>>>
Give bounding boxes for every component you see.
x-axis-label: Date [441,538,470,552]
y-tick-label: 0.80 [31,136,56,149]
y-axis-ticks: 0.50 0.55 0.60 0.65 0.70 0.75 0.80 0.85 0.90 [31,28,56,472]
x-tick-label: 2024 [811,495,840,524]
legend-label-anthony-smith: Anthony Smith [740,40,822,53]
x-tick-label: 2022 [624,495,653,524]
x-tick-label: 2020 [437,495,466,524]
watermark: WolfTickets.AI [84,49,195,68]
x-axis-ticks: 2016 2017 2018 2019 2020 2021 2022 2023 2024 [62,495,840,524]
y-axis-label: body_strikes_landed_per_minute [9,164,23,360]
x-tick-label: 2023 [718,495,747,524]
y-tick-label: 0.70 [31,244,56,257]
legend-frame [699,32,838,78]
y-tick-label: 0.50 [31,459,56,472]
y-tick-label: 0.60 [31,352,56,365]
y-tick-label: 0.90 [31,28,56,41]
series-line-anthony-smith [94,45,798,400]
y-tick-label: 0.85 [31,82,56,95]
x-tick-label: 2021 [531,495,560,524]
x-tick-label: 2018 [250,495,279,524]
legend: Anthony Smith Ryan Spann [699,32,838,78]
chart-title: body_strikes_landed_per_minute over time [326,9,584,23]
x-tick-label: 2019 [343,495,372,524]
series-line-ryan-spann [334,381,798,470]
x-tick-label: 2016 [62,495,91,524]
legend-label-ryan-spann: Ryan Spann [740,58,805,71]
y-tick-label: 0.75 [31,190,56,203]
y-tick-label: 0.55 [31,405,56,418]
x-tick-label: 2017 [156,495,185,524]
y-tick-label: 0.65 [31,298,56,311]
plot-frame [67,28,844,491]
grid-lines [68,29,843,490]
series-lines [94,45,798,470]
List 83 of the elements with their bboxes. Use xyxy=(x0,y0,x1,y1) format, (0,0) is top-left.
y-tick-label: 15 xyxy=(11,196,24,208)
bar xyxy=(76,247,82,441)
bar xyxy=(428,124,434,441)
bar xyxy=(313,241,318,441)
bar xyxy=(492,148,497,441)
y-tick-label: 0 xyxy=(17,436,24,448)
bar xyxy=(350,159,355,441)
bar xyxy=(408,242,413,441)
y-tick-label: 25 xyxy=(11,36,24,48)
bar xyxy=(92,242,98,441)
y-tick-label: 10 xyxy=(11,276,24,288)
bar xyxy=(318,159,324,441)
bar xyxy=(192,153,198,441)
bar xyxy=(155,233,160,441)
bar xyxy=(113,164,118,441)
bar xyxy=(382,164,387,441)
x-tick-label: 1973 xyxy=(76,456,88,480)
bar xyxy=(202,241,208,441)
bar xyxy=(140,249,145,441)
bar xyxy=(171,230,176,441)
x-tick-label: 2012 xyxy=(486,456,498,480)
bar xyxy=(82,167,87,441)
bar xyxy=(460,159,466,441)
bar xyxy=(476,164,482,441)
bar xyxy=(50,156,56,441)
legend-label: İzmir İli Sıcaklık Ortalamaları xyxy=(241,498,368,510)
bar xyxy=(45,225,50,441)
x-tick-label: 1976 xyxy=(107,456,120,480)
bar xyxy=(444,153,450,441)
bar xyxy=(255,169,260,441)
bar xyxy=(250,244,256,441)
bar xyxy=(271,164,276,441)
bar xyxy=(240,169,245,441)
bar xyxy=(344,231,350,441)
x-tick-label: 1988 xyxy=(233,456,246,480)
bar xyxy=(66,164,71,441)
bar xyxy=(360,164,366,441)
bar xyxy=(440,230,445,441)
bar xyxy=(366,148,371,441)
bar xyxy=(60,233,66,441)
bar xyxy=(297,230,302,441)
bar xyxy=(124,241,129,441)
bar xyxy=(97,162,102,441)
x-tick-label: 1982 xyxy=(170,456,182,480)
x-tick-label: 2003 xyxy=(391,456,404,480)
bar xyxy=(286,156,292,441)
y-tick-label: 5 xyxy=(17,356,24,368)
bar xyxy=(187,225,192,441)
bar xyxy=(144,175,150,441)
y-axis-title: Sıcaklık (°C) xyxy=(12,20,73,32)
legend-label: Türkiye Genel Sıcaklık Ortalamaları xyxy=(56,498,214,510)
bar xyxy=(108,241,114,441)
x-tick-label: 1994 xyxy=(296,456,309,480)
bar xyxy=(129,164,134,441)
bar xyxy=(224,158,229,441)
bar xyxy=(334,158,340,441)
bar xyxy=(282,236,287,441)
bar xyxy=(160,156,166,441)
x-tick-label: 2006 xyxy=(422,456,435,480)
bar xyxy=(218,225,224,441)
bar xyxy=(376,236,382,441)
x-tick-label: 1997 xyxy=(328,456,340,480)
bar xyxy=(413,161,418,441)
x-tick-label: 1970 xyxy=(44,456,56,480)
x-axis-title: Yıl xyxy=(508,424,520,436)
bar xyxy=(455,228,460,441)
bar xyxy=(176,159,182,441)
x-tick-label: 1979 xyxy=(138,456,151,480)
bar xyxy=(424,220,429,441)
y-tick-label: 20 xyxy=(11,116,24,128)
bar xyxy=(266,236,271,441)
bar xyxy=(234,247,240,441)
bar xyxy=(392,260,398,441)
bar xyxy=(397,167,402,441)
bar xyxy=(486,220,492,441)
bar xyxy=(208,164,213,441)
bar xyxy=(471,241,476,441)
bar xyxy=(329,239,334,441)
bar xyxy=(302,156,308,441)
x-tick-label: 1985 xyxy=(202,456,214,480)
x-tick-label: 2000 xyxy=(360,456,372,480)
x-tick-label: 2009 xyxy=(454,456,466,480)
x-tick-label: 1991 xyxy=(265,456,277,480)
<<<
**Goal**
Return all of the lines above, reproducing every one verbatim.

**Worked solution**
Give bounding boxes for every component you see.
x-axis-label: Date [441,538,470,552]
y-tick-label: 0.80 [31,136,56,149]
y-axis-ticks: 0.50 0.55 0.60 0.65 0.70 0.75 0.80 0.85 0.90 [31,28,56,472]
x-tick-label: 2024 [811,495,840,524]
legend-label-anthony-smith: Anthony Smith [740,40,822,53]
x-tick-label: 2022 [624,495,653,524]
x-tick-label: 2020 [437,495,466,524]
watermark: WolfTickets.AI [84,49,195,68]
x-axis-ticks: 2016 2017 2018 2019 2020 2021 2022 2023 2024 [62,495,840,524]
y-axis-label: body_strikes_landed_per_minute [9,164,23,360]
x-tick-label: 2023 [718,495,747,524]
y-tick-label: 0.70 [31,244,56,257]
legend-frame [699,32,838,78]
y-tick-label: 0.50 [31,459,56,472]
y-tick-label: 0.60 [31,352,56,365]
y-tick-label: 0.90 [31,28,56,41]
series-line-anthony-smith [94,45,798,400]
y-tick-label: 0.85 [31,82,56,95]
x-tick-label: 2021 [531,495,560,524]
x-tick-label: 2018 [250,495,279,524]
legend: Anthony Smith Ryan Spann [699,32,838,78]
chart-title: body_strikes_landed_per_minute over time [326,9,584,23]
x-tick-label: 2019 [343,495,372,524]
series-line-ryan-spann [334,381,798,470]
x-tick-label: 2016 [62,495,91,524]
legend-label-ryan-spann: Ryan Spann [740,58,805,71]
y-tick-label: 0.75 [31,190,56,203]
y-tick-label: 0.55 [31,405,56,418]
x-tick-label: 2017 [156,495,185,524]
y-tick-label: 0.65 [31,298,56,311]
plot-frame [67,28,844,491]
grid-lines [68,29,843,490]
series-lines [94,45,798,470]
List 83 of the elements with their bboxes. Use xyxy=(x0,y0,x1,y1) format, (0,0) is top-left.
y-tick-label: 15 xyxy=(11,196,24,208)
bar xyxy=(76,247,82,441)
bar xyxy=(428,124,434,441)
bar xyxy=(313,241,318,441)
bar xyxy=(492,148,497,441)
y-tick-label: 0 xyxy=(17,436,24,448)
bar xyxy=(350,159,355,441)
bar xyxy=(408,242,413,441)
y-tick-label: 25 xyxy=(11,36,24,48)
bar xyxy=(92,242,98,441)
y-tick-label: 10 xyxy=(11,276,24,288)
bar xyxy=(318,159,324,441)
bar xyxy=(192,153,198,441)
bar xyxy=(155,233,160,441)
bar xyxy=(113,164,118,441)
bar xyxy=(382,164,387,441)
x-tick-label: 1973 xyxy=(76,456,88,480)
bar xyxy=(202,241,208,441)
bar xyxy=(140,249,145,441)
bar xyxy=(171,230,176,441)
x-tick-label: 2012 xyxy=(486,456,498,480)
bar xyxy=(82,167,87,441)
bar xyxy=(460,159,466,441)
bar xyxy=(476,164,482,441)
bar xyxy=(50,156,56,441)
legend-label: İzmir İli Sıcaklık Ortalamaları xyxy=(241,498,368,510)
bar xyxy=(45,225,50,441)
x-tick-label: 1976 xyxy=(107,456,120,480)
bar xyxy=(444,153,450,441)
bar xyxy=(255,169,260,441)
bar xyxy=(250,244,256,441)
bar xyxy=(271,164,276,441)
bar xyxy=(240,169,245,441)
bar xyxy=(344,231,350,441)
x-tick-label: 1988 xyxy=(233,456,246,480)
bar xyxy=(66,164,71,441)
bar xyxy=(360,164,366,441)
bar xyxy=(440,230,445,441)
bar xyxy=(366,148,371,441)
bar xyxy=(60,233,66,441)
bar xyxy=(297,230,302,441)
bar xyxy=(124,241,129,441)
bar xyxy=(97,162,102,441)
x-tick-label: 1982 xyxy=(170,456,182,480)
x-tick-label: 2003 xyxy=(391,456,404,480)
bar xyxy=(286,156,292,441)
y-tick-label: 5 xyxy=(17,356,24,368)
bar xyxy=(187,225,192,441)
bar xyxy=(144,175,150,441)
y-axis-title: Sıcaklık (°C) xyxy=(12,20,73,32)
legend-label: Türkiye Genel Sıcaklık Ortalamaları xyxy=(56,498,214,510)
bar xyxy=(108,241,114,441)
x-tick-label: 1994 xyxy=(296,456,309,480)
bar xyxy=(129,164,134,441)
bar xyxy=(224,158,229,441)
bar xyxy=(334,158,340,441)
bar xyxy=(282,236,287,441)
bar xyxy=(160,156,166,441)
x-tick-label: 2006 xyxy=(422,456,435,480)
bar xyxy=(218,225,224,441)
bar xyxy=(376,236,382,441)
x-tick-label: 1997 xyxy=(328,456,340,480)
bar xyxy=(413,161,418,441)
x-tick-label: 1970 xyxy=(44,456,56,480)
x-axis-title: Yıl xyxy=(508,424,520,436)
bar xyxy=(455,228,460,441)
bar xyxy=(176,159,182,441)
x-tick-label: 1979 xyxy=(138,456,151,480)
bar xyxy=(424,220,429,441)
y-tick-label: 20 xyxy=(11,116,24,128)
bar xyxy=(266,236,271,441)
bar xyxy=(234,247,240,441)
bar xyxy=(392,260,398,441)
bar xyxy=(397,167,402,441)
bar xyxy=(486,220,492,441)
bar xyxy=(208,164,213,441)
bar xyxy=(471,241,476,441)
bar xyxy=(329,239,334,441)
bar xyxy=(302,156,308,441)
x-tick-label: 1985 xyxy=(202,456,214,480)
x-tick-label: 2000 xyxy=(360,456,372,480)
x-tick-label: 2009 xyxy=(454,456,466,480)
x-tick-label: 1991 xyxy=(265,456,277,480)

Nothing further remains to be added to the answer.